• **YOUR GOAL**:
Look through the data below. Show each line where the string "提交系统审核" occurs.

++++ MATERIAL SHOWN

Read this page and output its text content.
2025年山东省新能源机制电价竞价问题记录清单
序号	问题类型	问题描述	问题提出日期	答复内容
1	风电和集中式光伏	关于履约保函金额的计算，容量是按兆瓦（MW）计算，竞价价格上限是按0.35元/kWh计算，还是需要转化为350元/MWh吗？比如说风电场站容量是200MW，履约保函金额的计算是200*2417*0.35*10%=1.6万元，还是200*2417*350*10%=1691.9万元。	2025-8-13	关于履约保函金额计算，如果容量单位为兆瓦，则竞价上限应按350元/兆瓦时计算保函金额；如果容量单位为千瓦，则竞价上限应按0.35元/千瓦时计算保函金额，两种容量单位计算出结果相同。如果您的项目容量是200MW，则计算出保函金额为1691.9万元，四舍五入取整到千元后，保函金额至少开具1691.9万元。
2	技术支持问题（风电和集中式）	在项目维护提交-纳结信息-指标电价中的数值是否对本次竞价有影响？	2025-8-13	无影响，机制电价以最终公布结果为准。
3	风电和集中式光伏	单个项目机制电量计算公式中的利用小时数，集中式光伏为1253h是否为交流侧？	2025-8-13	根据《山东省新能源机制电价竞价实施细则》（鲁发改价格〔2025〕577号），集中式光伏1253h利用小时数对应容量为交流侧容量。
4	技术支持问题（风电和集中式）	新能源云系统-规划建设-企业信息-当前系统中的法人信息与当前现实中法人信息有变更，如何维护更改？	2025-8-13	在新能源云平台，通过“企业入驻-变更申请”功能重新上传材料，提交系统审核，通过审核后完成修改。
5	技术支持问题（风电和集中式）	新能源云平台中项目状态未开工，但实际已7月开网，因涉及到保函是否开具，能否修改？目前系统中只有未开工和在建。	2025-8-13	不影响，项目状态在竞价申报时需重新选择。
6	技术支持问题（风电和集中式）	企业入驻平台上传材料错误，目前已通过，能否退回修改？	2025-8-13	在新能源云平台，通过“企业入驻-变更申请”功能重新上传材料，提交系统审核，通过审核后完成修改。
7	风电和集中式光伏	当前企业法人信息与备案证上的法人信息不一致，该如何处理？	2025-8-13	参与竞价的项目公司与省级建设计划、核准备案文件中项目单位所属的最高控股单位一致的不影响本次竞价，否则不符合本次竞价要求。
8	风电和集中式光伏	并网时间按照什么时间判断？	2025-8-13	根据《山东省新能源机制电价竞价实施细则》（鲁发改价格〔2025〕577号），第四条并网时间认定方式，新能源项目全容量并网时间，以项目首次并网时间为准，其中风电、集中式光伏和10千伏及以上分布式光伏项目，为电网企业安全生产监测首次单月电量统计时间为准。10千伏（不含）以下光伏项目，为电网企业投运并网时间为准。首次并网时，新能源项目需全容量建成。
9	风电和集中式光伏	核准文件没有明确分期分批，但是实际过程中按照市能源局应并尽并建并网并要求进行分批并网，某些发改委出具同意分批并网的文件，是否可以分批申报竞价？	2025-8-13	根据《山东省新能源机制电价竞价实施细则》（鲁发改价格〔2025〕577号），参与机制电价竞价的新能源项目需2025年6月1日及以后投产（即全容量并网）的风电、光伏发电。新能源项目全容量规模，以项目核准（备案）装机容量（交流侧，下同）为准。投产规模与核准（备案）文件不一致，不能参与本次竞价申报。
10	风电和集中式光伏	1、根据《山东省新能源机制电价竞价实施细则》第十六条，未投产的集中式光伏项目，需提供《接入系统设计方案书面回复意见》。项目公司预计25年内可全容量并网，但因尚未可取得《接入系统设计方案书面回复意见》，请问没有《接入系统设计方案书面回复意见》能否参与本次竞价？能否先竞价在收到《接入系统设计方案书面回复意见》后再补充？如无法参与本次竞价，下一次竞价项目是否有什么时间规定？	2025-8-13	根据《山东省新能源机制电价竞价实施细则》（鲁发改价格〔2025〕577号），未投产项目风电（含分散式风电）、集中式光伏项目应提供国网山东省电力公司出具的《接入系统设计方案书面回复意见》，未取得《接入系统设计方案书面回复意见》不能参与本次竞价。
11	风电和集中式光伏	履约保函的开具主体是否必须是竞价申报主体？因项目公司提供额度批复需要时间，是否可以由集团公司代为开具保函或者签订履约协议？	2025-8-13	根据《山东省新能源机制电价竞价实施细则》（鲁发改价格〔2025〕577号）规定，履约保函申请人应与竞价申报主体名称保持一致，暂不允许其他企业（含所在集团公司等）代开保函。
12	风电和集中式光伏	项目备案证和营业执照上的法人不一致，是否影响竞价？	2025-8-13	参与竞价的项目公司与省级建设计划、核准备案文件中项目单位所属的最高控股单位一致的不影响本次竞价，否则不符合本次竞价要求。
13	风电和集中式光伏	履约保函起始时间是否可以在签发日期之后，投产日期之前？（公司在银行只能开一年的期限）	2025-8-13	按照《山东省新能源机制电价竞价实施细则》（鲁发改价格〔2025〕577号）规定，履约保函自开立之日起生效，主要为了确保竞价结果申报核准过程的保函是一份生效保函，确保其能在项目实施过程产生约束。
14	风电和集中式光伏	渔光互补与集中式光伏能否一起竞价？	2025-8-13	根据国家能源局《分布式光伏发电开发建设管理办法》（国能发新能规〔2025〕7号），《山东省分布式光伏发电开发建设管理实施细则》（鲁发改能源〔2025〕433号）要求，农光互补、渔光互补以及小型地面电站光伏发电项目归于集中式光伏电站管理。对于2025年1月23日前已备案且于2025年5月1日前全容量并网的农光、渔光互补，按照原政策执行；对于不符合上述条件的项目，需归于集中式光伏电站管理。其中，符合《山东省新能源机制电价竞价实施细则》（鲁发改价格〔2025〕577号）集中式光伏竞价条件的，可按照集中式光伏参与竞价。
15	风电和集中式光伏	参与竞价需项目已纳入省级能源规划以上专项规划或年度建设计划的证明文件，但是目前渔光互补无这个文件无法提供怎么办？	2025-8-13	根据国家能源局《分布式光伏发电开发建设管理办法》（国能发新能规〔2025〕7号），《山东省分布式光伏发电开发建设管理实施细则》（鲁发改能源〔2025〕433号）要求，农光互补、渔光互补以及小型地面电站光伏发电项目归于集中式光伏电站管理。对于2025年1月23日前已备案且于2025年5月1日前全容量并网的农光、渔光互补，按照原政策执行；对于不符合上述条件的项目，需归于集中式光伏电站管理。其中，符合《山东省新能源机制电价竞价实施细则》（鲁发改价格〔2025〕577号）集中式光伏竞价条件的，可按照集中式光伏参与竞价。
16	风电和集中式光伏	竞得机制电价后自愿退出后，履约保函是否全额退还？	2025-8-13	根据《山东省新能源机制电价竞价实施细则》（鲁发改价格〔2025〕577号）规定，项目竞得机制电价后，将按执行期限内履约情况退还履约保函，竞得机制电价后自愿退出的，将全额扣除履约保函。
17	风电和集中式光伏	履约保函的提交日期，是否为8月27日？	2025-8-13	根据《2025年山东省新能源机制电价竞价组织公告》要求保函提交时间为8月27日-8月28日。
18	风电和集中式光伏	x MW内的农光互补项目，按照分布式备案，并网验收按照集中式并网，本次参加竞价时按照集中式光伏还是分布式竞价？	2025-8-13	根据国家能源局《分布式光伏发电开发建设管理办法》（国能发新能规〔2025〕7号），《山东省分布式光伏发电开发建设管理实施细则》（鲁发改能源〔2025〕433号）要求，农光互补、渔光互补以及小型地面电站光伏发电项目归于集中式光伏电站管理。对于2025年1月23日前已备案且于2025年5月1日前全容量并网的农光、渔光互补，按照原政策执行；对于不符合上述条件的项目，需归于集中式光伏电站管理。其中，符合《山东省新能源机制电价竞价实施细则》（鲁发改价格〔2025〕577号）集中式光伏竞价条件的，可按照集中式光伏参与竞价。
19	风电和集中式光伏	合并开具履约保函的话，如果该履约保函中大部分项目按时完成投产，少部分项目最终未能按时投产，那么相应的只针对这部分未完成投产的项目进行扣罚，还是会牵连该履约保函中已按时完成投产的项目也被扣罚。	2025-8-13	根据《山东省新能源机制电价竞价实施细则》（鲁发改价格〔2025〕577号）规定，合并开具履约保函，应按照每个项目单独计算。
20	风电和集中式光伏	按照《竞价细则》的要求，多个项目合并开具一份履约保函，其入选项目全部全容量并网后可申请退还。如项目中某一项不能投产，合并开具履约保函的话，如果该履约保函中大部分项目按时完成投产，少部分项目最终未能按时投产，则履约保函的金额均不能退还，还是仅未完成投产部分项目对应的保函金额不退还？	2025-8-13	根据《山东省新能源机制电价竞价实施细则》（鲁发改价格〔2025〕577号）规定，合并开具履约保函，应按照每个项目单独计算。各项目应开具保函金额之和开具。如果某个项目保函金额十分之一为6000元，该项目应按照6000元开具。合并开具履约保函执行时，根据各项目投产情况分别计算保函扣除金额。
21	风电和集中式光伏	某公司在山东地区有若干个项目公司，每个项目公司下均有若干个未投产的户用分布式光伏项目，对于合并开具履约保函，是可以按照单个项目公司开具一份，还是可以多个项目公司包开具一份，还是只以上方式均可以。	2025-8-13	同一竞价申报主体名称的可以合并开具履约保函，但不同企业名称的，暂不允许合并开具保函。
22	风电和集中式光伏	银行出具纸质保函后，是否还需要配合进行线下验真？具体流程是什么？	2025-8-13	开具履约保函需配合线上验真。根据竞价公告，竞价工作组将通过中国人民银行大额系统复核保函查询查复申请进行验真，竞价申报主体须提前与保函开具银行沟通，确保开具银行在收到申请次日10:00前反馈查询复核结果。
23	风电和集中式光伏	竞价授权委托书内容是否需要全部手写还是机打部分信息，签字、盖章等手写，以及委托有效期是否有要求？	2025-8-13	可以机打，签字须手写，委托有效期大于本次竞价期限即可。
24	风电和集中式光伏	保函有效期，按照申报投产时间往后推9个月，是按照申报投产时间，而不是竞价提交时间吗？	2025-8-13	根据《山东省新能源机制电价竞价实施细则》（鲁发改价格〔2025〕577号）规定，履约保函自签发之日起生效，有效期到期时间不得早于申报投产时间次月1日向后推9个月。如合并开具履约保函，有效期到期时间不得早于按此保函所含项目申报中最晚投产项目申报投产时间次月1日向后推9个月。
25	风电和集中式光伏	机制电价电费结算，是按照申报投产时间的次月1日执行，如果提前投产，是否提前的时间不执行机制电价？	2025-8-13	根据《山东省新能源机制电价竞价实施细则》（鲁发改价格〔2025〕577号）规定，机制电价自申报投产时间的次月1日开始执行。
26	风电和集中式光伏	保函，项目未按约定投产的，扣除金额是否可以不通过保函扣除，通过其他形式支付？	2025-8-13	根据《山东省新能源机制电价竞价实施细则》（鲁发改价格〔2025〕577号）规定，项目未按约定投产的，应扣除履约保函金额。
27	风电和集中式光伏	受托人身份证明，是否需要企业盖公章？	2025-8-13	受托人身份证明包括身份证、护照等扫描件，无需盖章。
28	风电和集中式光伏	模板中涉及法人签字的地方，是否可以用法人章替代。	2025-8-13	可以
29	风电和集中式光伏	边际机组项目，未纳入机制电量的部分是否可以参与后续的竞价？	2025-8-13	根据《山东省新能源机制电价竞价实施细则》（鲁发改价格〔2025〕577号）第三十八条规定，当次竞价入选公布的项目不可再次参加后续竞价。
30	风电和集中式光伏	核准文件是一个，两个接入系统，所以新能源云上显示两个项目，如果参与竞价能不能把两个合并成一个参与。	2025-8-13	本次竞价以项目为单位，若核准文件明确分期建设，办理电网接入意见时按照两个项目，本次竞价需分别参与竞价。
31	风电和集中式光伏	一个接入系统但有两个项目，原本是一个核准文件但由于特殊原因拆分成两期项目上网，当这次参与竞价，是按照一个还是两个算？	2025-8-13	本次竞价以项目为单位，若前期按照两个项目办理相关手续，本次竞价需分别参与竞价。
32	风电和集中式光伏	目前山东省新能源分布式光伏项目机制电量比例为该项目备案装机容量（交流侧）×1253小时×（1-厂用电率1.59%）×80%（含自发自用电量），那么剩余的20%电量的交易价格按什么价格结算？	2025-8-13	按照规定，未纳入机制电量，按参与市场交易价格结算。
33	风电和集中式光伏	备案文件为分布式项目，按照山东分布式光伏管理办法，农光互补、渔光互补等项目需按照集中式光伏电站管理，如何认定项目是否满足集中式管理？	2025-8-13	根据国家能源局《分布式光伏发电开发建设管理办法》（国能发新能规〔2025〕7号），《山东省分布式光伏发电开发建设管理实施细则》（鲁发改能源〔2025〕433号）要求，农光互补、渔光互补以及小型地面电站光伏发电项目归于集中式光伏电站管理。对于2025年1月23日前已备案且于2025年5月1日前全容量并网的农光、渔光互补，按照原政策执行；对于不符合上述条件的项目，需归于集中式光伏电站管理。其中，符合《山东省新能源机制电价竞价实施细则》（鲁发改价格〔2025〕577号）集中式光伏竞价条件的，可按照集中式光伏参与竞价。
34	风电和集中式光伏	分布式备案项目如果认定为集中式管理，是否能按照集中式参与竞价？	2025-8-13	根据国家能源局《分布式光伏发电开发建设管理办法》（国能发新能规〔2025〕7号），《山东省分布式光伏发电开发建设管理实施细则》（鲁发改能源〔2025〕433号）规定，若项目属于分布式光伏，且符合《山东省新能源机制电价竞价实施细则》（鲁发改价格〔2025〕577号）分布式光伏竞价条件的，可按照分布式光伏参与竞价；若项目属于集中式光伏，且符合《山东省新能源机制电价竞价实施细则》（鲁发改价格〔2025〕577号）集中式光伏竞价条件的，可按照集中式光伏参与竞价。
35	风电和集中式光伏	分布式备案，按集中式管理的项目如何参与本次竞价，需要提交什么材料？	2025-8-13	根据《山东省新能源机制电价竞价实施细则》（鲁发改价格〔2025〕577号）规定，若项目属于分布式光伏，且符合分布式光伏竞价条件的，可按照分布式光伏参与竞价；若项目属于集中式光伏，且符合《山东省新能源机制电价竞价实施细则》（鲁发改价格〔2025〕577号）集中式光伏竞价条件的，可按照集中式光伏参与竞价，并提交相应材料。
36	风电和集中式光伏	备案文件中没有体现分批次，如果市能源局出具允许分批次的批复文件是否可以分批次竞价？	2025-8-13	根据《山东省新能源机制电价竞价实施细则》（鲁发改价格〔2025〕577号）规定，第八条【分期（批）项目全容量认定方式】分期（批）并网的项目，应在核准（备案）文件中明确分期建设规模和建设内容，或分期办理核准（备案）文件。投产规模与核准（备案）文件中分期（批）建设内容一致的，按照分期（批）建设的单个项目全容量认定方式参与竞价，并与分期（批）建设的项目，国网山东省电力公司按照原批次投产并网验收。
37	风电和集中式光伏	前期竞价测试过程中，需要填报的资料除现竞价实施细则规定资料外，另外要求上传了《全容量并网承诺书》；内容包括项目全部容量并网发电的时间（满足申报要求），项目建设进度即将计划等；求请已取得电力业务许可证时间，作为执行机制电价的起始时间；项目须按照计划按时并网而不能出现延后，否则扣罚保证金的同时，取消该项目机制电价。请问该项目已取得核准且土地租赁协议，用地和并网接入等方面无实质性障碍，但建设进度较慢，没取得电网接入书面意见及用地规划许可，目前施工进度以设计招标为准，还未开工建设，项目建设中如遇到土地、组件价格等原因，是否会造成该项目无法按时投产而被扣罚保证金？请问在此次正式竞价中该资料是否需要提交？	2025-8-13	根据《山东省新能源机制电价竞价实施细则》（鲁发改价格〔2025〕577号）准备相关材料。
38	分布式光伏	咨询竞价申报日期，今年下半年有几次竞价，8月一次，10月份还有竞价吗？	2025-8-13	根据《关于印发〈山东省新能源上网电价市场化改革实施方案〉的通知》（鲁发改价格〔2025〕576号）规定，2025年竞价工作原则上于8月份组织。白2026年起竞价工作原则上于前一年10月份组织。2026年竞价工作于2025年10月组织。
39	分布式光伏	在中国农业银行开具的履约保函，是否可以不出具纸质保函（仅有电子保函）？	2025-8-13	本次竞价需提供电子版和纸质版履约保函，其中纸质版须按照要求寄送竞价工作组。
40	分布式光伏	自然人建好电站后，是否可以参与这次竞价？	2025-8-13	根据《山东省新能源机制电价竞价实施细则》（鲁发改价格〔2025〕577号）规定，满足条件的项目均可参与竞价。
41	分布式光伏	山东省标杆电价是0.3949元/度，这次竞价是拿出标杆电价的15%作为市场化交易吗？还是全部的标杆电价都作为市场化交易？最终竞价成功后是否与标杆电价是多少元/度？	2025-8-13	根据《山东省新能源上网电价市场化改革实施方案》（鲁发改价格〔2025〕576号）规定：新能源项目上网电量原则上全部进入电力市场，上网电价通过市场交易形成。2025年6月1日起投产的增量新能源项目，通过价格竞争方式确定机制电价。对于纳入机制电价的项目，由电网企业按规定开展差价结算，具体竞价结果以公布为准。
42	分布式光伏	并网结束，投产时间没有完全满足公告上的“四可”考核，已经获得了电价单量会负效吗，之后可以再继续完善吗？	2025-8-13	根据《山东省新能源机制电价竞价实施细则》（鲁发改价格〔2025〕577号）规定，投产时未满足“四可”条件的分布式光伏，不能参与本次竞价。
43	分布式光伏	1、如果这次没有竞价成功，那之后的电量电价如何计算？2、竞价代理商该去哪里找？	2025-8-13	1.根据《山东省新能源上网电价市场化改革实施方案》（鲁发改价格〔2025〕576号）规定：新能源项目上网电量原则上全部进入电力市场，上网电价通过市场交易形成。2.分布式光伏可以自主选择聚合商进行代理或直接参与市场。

++++++++

• **FULL ANSWER**:
4	技术支持问题（风电和集中式）	新能源云系统-规划建设-企业信息-当前系统中的法人信息与当前现实中法人信息有变更，如何维护更改？	2025-8-13	在新能源云平台，通过“企业入驻-变更申请”功能重新上传材料，提交系统审核，通过审核后完成修改。
6	技术支持问题（风电和集中式）	企业入驻平台上传材料错误，目前已通过，能否退回修改？	2025-8-13	在新能源云平台，通过“企业入驻-变更申请”功能重新上传材料，提交系统审核，通过审核后完成修改。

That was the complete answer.